**Given problem**
Whenever a line contains the string "place", copy it out of the entries.

**Excerpted records**
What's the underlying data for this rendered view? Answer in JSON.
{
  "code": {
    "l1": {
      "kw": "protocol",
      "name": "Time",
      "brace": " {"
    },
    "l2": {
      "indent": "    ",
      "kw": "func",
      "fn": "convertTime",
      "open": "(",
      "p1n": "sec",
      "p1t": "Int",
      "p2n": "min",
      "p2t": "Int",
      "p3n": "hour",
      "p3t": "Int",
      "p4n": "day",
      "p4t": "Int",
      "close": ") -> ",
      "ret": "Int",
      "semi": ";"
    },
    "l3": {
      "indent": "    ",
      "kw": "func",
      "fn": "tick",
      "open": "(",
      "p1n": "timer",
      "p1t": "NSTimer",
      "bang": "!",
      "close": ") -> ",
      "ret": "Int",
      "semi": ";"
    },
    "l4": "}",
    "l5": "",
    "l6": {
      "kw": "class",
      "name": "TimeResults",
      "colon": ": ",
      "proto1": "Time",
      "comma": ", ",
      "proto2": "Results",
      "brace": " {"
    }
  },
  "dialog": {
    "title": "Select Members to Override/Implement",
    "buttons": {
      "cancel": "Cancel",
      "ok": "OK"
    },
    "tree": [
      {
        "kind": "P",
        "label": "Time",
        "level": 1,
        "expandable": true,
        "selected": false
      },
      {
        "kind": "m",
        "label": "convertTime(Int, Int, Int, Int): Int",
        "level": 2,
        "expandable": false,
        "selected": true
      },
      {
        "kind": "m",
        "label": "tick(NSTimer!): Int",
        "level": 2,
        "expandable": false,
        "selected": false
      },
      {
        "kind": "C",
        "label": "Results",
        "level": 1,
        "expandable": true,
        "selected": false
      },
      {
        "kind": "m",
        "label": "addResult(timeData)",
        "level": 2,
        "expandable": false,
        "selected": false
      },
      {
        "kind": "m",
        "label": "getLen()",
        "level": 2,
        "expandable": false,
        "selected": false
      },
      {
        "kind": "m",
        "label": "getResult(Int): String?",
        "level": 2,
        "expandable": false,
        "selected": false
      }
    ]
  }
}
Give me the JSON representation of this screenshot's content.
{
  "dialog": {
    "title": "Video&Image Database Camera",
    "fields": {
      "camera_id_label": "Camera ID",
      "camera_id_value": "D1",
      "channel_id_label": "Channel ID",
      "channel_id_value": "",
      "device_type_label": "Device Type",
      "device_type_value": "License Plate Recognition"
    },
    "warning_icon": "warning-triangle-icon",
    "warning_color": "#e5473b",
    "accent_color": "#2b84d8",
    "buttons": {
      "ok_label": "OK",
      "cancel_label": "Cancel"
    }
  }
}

...

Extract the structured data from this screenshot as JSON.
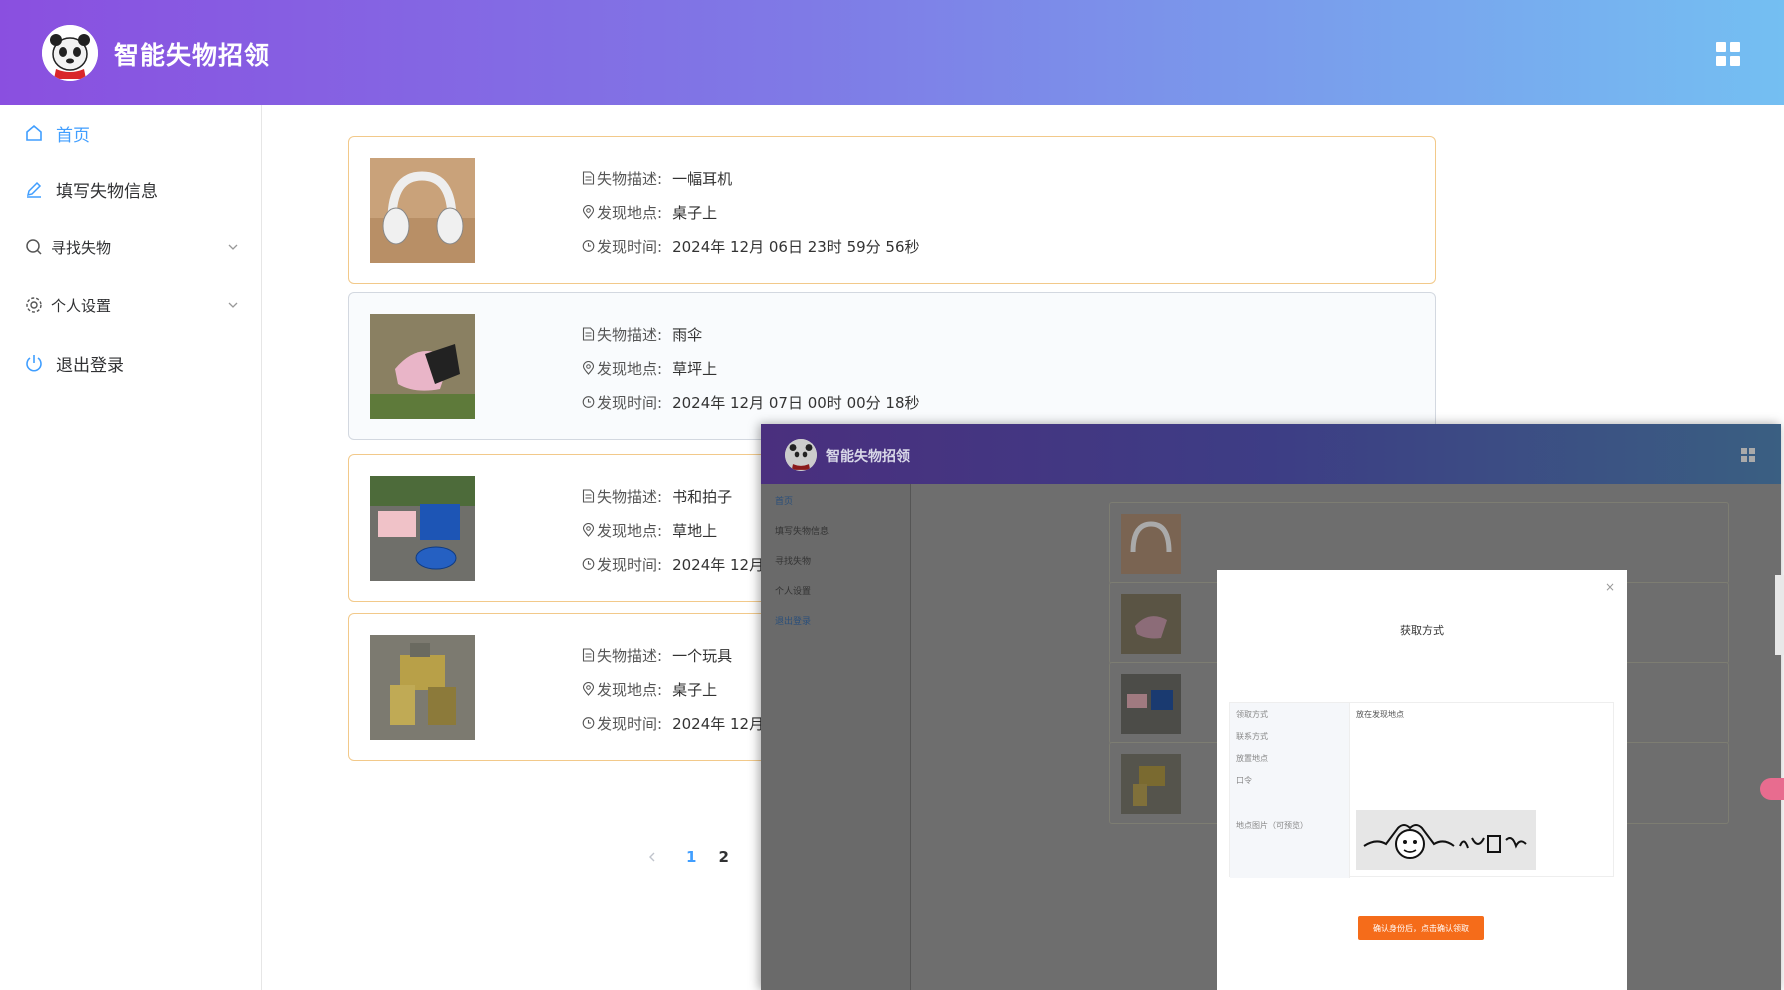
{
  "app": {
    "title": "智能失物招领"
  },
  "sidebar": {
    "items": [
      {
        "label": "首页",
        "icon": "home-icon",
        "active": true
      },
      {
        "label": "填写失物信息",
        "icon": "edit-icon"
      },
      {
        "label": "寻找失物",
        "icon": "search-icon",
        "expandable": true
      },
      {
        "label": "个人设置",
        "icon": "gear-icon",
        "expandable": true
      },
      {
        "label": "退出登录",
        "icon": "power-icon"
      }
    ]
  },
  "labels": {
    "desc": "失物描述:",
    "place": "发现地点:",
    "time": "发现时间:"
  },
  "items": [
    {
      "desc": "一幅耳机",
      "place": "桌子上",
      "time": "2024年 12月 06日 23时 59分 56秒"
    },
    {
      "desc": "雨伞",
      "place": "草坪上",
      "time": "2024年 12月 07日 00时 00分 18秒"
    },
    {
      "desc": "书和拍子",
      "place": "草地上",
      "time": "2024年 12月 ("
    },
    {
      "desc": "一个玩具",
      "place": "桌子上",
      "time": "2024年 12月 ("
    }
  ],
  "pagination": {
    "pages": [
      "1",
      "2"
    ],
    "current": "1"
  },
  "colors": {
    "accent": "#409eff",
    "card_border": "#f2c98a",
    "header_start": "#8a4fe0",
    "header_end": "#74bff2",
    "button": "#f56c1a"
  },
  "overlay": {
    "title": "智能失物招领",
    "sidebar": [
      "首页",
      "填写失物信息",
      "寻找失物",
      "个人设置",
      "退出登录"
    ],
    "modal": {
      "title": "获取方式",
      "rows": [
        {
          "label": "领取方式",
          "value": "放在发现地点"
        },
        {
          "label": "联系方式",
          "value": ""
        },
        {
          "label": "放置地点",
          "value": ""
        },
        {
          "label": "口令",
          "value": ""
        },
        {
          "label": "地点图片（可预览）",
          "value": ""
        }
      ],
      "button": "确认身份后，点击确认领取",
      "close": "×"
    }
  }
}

**Written response**
    "place": "发现地点:",
      "place": "桌子上",
      "place": "草坪上",
      "place": "草地上",
      "place": "桌子上",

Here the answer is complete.